## WRITTEN REQUEST
Transcribe every entry word for word. Skip the pictures.

•••••

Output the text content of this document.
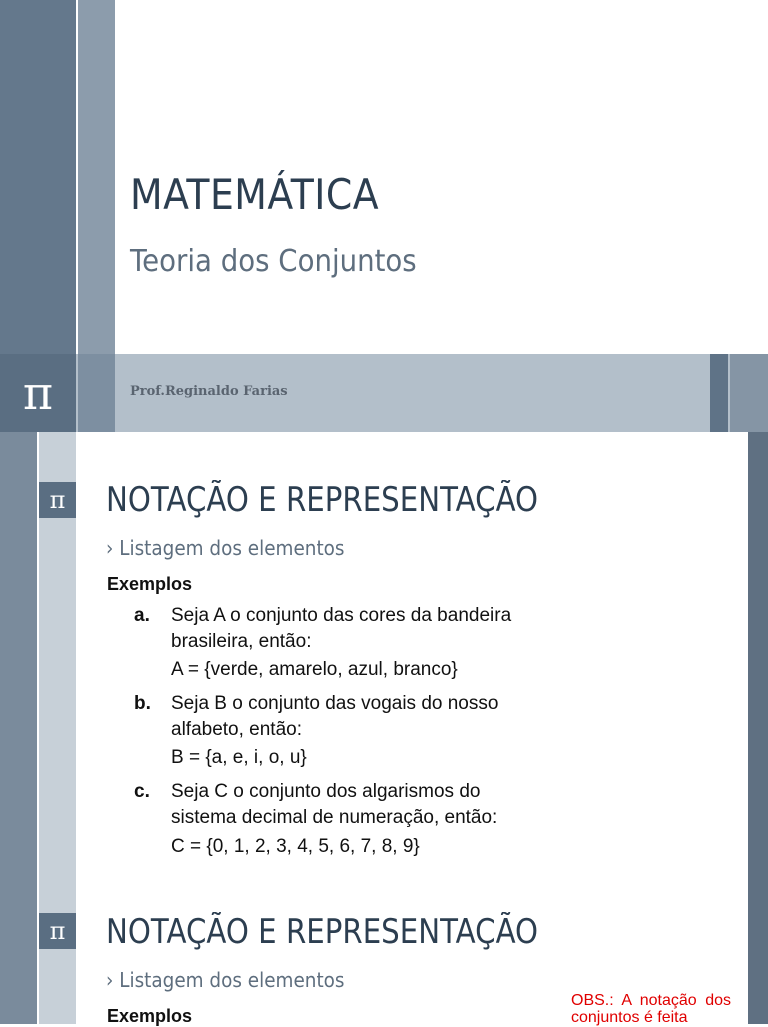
MATEMÁTICA
Teoria dos Conjuntos
π	Prof.Reginaldo Farias
π	NOTAÇÃO E REPRESENTAÇÃO
› Listagem dos elementos
Exemplos
a. Seja A o conjunto das cores da bandeira brasileira, então:
A = {verde, amarelo, azul, branco}
b. Seja B o conjunto das vogais do nosso alfabeto, então:
B = {a, e, i, o, u}
c. Seja C o conjunto dos algarismos do sistema decimal de numeração, então:
C = {0, 1, 2, 3, 4, 5, 6, 7, 8, 9}
π	NOTAÇÃO E REPRESENTAÇÃO
› Listagem dos elementos
Exemplos
OBS.: A notação dos conjuntos é feita
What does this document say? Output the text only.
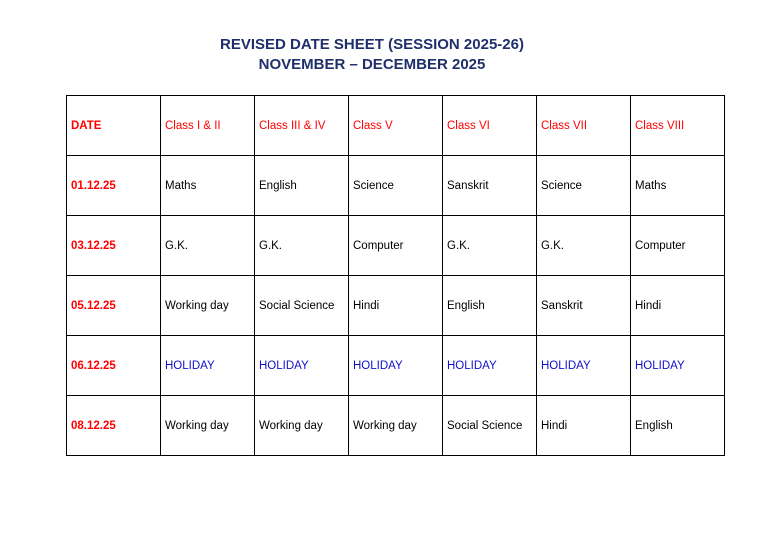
REVISED DATE SHEET (SESSION 2025-26)
NOVEMBER – DECEMBER 2025
DATE	Class I & II	Class III & IV	Class V	Class VI	Class VII	Class VIII
01.12.25	Maths	English	Science	Sanskrit	Science	Maths
03.12.25	G.K.	G.K.	Computer	G.K.	G.K.	Computer
05.12.25	Working day	Social Science	Hindi	English	Sanskrit	Hindi
06.12.25	HOLIDAY	HOLIDAY	HOLIDAY	HOLIDAY	HOLIDAY	HOLIDAY
08.12.25	Working day	Working day	Working day	Social Science	Hindi	English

•••••

## TASK RESPONSE
Output the text content of this document.
MATEMÁTICA
Teoria dos Conjuntos
π	Prof.Reginaldo Farias
π	NOTAÇÃO E REPRESENTAÇÃO
› Listagem dos elementos
Exemplos
a. Seja A o conjunto das cores da bandeira brasileira, então:
A = {verde, amarelo, azul, branco}
b. Seja B o conjunto das vogais do nosso alfabeto, então:
B = {a, e, i, o, u}
c. Seja C o conjunto dos algarismos do sistema decimal de numeração, então:
C = {0, 1, 2, 3, 4, 5, 6, 7, 8, 9}
π	NOTAÇÃO E REPRESENTAÇÃO
› Listagem dos elementos
Exemplos
OBS.: A notação dos conjuntos é feita
What does this document say? Output the text only.
REVISED DATE SHEET (SESSION 2025-26)
NOVEMBER – DECEMBER 2025
DATE	Class I & II	Class III & IV	Class V	Class VI	Class VII	Class VIII
01.12.25	Maths	English	Science	Sanskrit	Science	Maths
03.12.25	G.K.	G.K.	Computer	G.K.	G.K.	Computer
05.12.25	Working day	Social Science	Hindi	English	Sanskrit	Hindi
06.12.25	HOLIDAY	HOLIDAY	HOLIDAY	HOLIDAY	HOLIDAY	HOLIDAY
08.12.25	Working day	Working day	Working day	Social Science	Hindi	English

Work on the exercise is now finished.